### Required work
Repeat the records below exactly, leaving out every picture.

— begin —

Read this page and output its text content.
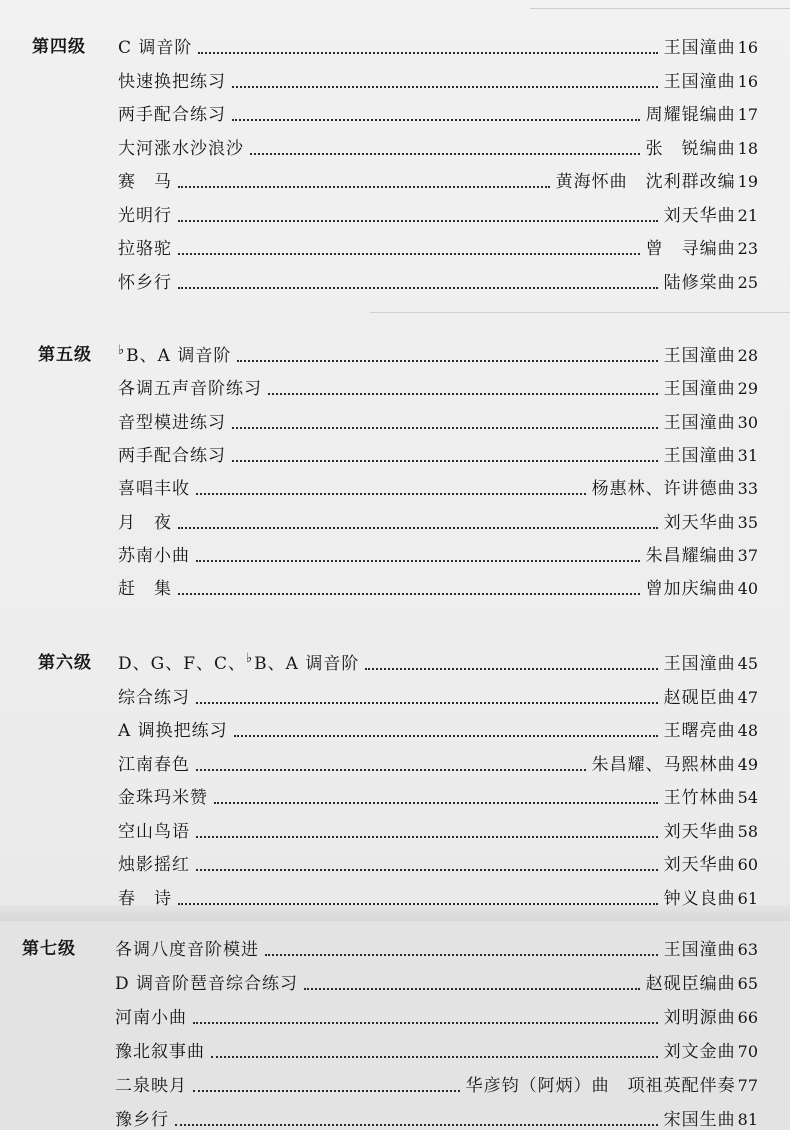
第四级 C 调音阶	王国潼曲 16
快速换把练习	王国潼曲 16
两手配合练习	周耀锟编曲 17
大河涨水沙浪沙	张　锐编曲 18
赛　马	黄海怀曲　沈利群改编 19
光明行	刘天华曲 21
拉骆驼	曾　寻编曲 23
怀乡行	陆修棠曲 25
第五级 ♭B、A 调音阶	王国潼曲 28
各调五声音阶练习	王国潼曲 29
音型模进练习	王国潼曲 30
两手配合练习	王国潼曲 31
喜唱丰收	杨惠林、许讲德曲 33
月　夜	刘天华曲 35
苏南小曲	朱昌耀编曲 37
赶　集	曾加庆编曲 40
第六级 D、G、F、C、♭B、A 调音阶	王国潼曲 45
综合练习	赵砚臣曲 47
A 调换把练习	王曙亮曲 48
江南春色	朱昌耀、马熙林曲 49
金珠玛米赞	王竹林曲 54
空山鸟语	刘天华曲 58
烛影摇红	刘天华曲 60
春　诗	钟义良曲 61
第七级 各调八度音阶模进	王国潼曲 63
D 调音阶琶音综合练习	赵砚臣编曲 65
河南小曲	刘明源曲 66
豫北叙事曲	刘文金曲 70
二泉映月	华彦钧（阿炳）曲　项祖英配伴奏 77
豫乡行	宋国生曲 81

— end —

### Reply to the exercise
Read this page and output its text content.
第四级 C 调音阶	王国潼曲 16
快速换把练习	王国潼曲 16
两手配合练习	周耀锟编曲 17
大河涨水沙浪沙	张　锐编曲 18
赛　马	黄海怀曲　沈利群改编 19
光明行	刘天华曲 21
拉骆驼	曾　寻编曲 23
怀乡行	陆修棠曲 25
第五级 ♭B、A 调音阶	王国潼曲 28
各调五声音阶练习	王国潼曲 29
音型模进练习	王国潼曲 30
两手配合练习	王国潼曲 31
喜唱丰收	杨惠林、许讲德曲 33
月　夜	刘天华曲 35
苏南小曲	朱昌耀编曲 37
赶　集	曾加庆编曲 40
第六级 D、G、F、C、♭B、A 调音阶	王国潼曲 45
综合练习	赵砚臣曲 47
A 调换把练习	王曙亮曲 48
江南春色	朱昌耀、马熙林曲 49
金珠玛米赞	王竹林曲 54
空山鸟语	刘天华曲 58
烛影摇红	刘天华曲 60
春　诗	钟义良曲 61
第七级 各调八度音阶模进	王国潼曲 63
D 调音阶琶音综合练习	赵砚臣编曲 65
河南小曲	刘明源曲 66
豫北叙事曲	刘文金曲 70
二泉映月	华彦钧（阿炳）曲　项祖英配伴奏 77
豫乡行	宋国生曲 81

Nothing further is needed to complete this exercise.